▶ [Directive] Reproduce each line exactly.

▶ [Input data]
------------------------------------------------------------------------
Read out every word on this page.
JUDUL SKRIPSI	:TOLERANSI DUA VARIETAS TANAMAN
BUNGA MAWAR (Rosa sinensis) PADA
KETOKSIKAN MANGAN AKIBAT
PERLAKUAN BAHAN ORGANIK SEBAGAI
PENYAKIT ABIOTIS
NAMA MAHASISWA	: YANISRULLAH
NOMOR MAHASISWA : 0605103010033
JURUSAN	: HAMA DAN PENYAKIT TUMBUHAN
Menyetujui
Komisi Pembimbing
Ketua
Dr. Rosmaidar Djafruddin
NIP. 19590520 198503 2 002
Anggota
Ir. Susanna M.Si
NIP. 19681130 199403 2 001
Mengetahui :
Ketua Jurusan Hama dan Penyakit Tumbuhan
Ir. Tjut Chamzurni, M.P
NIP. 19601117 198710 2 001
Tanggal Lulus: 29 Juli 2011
------------------------------------------------------------------------
▶ [Exercise answer]
Read out every word on this page.
JUDUL SKRIPSI	:TOLERANSI DUA VARIETAS TANAMAN
BUNGA MAWAR (Rosa sinensis) PADA
KETOKSIKAN MANGAN AKIBAT
PERLAKUAN BAHAN ORGANIK SEBAGAI
PENYAKIT ABIOTIS
NAMA MAHASISWA	: YANISRULLAH
NOMOR MAHASISWA : 0605103010033
JURUSAN	: HAMA DAN PENYAKIT TUMBUHAN
Menyetujui
Komisi Pembimbing
Ketua
Dr. Rosmaidar Djafruddin
NIP. 19590520 198503 2 002
Anggota
Ir. Susanna M.Si
NIP. 19681130 199403 2 001
Mengetahui :
Ketua Jurusan Hama dan Penyakit Tumbuhan
Ir. Tjut Chamzurni, M.P
NIP. 19601117 198710 2 001
Tanggal Lulus: 29 Juli 2011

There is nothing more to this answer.